▶ _Exercises_
**1)** Reproduce the stretch of the batsim experiment setup text from "Similarly to what" through "present the results.", word for word.
**2)** Pick up the batsim experiment setup text after its final line and write what comes next.

▶ _Text segment_
>> Start

The env-check-memuse-improvement.nix file describes various environments — comments describe the role of each environment. Several simulation environments are used here as we want to evaluate several versions of the same software (batsim), as using two versions of the same package in the same environment would create a collision.

Scripts

Similarly to what would (should) be done in a real experiment, some scripts are used here so that some steps are kept independent from each other and from the main engine used to run the experiment. Here, a rmarkdown notebook is used as the main engine to execute the simulation, and to analyze and present the results.

The scripts used here have the following content.

generate-workload.R

#!/usr/bin/env Rscript
library(battools)
library(dplyr)

# Read a SWF workload.
kth_sp2 = read_swf("http://www.cs.huji.ac.il/labs/parallel/workload/l_kth_sp2/KTH-SP2-1996-2.1-cln.swf.gz")

# Only work on a short period (a month) from an arbitrary time point.
date_begin = mean(kth_sp2$submit_time)
date_end = date_begin + 60*60*24*30*3
month = kth_sp2 %>% filter(submit_time >= date_begin) %>% filter(submit_time < date_end)

# Generate a Batsim workload.
workload = swf_to_batworkload_delay(month, 100, subtime_strat = "translate_to_zero")
write_batworkload(workload, "./kth_month.json")

prepare-instances.bash

#!/usr/bin/env bash
set -eu

# start from a clean directory structure
EXPE_DIR=$(realpath ./expe)

>> End

▶ _Data records_
>> Start

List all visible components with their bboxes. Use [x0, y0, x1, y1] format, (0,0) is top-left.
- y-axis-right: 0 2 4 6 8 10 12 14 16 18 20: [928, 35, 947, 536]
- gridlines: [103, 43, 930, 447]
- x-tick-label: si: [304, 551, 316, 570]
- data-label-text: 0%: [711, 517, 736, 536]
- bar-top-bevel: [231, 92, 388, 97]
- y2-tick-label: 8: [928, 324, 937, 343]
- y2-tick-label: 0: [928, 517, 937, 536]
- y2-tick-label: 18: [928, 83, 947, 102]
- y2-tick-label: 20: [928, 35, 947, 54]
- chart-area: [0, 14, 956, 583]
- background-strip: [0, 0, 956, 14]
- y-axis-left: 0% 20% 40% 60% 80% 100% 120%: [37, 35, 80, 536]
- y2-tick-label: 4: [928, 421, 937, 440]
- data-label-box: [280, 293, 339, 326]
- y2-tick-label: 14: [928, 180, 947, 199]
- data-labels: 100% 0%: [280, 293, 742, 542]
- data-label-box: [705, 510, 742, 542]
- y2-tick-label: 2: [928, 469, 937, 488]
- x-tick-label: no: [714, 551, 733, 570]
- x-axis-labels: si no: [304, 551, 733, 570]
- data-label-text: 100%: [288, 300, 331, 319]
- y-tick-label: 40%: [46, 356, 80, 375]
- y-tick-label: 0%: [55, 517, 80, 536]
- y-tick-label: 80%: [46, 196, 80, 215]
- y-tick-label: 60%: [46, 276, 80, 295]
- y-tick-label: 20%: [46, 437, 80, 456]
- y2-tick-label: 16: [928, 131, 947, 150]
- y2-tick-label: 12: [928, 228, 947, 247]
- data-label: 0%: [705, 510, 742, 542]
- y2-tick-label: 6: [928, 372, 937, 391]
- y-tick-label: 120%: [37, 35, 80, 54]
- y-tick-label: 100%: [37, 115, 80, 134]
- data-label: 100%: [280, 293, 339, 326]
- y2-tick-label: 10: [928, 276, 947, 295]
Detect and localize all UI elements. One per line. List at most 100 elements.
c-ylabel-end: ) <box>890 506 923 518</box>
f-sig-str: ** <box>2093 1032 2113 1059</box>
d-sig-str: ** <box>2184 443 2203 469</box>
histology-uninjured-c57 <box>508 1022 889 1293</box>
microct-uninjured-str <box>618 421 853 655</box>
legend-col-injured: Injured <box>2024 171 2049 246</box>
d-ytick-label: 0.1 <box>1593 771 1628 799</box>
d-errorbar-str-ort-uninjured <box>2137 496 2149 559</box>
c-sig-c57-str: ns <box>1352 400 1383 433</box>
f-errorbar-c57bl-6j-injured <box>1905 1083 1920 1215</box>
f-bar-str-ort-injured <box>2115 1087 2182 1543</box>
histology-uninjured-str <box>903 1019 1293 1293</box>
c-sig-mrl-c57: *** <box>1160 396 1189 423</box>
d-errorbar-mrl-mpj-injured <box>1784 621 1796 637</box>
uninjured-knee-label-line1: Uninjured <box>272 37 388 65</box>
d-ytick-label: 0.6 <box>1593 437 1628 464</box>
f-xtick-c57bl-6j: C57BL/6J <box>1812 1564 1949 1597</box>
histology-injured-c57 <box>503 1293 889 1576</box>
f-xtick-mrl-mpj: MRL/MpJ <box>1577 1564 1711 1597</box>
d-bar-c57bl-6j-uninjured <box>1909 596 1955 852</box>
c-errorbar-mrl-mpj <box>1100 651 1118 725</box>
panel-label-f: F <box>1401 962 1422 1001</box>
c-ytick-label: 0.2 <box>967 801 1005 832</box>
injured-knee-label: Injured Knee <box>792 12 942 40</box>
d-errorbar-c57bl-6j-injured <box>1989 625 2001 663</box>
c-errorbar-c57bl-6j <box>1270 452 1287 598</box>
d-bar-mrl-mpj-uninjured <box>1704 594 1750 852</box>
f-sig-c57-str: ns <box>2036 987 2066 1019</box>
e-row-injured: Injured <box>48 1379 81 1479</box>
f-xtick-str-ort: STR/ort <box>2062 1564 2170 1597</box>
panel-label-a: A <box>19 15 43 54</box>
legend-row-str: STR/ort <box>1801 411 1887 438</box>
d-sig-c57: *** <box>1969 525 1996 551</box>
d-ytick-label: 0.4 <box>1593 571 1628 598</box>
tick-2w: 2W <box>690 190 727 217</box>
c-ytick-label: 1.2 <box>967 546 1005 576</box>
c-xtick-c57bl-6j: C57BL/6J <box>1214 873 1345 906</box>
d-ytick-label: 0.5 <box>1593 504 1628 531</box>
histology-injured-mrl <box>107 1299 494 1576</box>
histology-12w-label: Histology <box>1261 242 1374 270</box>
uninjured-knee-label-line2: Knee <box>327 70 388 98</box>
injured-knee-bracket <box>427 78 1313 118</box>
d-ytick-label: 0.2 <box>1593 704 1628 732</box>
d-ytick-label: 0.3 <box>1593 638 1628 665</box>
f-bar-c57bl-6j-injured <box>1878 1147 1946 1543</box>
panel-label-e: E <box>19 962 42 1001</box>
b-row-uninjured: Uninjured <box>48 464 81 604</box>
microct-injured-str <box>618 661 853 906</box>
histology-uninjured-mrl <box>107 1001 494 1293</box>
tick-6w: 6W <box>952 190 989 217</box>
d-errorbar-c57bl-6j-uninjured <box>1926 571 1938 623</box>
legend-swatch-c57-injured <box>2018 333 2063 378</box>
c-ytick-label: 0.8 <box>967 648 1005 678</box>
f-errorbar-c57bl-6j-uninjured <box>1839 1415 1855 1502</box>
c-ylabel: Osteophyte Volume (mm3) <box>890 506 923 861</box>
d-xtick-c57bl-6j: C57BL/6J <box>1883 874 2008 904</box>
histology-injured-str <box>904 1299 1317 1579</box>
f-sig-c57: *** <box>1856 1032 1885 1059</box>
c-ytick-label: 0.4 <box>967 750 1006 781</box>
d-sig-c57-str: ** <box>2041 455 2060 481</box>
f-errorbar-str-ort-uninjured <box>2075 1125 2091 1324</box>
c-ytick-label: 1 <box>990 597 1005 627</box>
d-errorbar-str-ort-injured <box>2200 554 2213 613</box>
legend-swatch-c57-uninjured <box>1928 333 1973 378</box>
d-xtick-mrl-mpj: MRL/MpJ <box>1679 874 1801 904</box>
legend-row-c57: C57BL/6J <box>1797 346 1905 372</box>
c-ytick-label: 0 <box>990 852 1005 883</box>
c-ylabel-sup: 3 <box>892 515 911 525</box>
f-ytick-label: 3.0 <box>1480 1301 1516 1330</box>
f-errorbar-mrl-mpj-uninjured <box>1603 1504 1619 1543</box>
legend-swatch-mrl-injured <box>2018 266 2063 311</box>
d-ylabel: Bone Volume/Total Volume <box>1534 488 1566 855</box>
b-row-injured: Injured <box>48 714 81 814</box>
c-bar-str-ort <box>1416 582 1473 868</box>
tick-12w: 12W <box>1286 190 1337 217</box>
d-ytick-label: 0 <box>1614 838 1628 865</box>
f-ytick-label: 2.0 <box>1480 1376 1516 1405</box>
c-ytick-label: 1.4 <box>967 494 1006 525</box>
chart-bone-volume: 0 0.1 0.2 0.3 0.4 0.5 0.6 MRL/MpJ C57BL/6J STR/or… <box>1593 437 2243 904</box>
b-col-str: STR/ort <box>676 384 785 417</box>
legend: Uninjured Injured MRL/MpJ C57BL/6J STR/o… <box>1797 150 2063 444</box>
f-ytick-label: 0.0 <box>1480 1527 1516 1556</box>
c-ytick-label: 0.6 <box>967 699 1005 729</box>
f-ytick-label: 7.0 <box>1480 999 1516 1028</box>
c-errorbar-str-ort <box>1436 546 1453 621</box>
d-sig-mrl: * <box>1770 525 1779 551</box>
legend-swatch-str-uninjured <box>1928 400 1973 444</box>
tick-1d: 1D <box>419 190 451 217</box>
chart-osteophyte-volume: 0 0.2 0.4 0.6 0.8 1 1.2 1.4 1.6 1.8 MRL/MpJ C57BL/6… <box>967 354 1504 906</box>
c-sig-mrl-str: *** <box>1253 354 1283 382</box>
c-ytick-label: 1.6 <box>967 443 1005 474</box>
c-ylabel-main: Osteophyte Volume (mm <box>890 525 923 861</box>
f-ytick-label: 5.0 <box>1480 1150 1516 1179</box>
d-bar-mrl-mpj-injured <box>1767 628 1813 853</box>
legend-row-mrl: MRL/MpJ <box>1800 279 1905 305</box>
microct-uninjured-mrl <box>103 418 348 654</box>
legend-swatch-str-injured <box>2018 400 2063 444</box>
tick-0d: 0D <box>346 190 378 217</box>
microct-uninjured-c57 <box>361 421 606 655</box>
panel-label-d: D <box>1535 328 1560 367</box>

>> End

▶ _The replies_
**1)**
Similarly to what would (should) be done in a real experiment, some scripts are used here so that some steps are kept independent from each other and from the main engine used to run the experiment. Here, a rmarkdown notebook is used as the main engine to execute the simulation, and to analyze and present the results.

**2)**
rm -rf ${EXPE_DIR}

# create instances' directories
mkdir -p ${EXPE_DIR}/old
mkdir -p ${EXPE_DIR}/new

# generate a robin file for each instance
BATCMD_BASE="batsim -p '${EXPE_DIR}/cluster.xml' -w '${EXPE_DIR}/kth_month.json' --mmax-workload"
robin generate "${EXPE_DIR}/old.yaml" \
      --output-dir "${EXPE_DIR}/old" \
      --batcmd "valgrind --tool=massif --time-unit=ms --massif-out-file='${EXPE_DIR}/old/massif.out' ${BATCMD_BASE} -e '${EXPE_DIR}/old/out_'" \
      --schedcmd "batsched -v easy_bf_fast"

robin generate "${EXPE_DIR}/new.yaml" \
      --output-dir "${EXPE_DIR}/new" \
      --batcmd "valgrind --tool=massif --time-unit=ms --massif-out-file='${EXPE_DIR}/new/massif.out' ${BATCMD_BASE} -e '${EXPE_DIR}/new/out_'" \
      --schedcmd "batsched -v easy_bf_fast"

run-notebook.R

#!/usr/bin/env Rscript
rmarkdown::render('notebook.Rmd')

Notebook

Finally, here is the notebook source:

notebook.Rmd

Batsim: Impact of smart pointers on Batsim's memory usage
=========================================================

This notebook is an example of a repeatable experiment from [one of Batsim's documentation tutorial](https://batsim.readthedocs.io/en/latest/tuto-reproducible-experiment/tuto.html).

Simulation instances preparation
--------------------------------

Here, we want to run two simulations with the same inputs but with a different Batsim version.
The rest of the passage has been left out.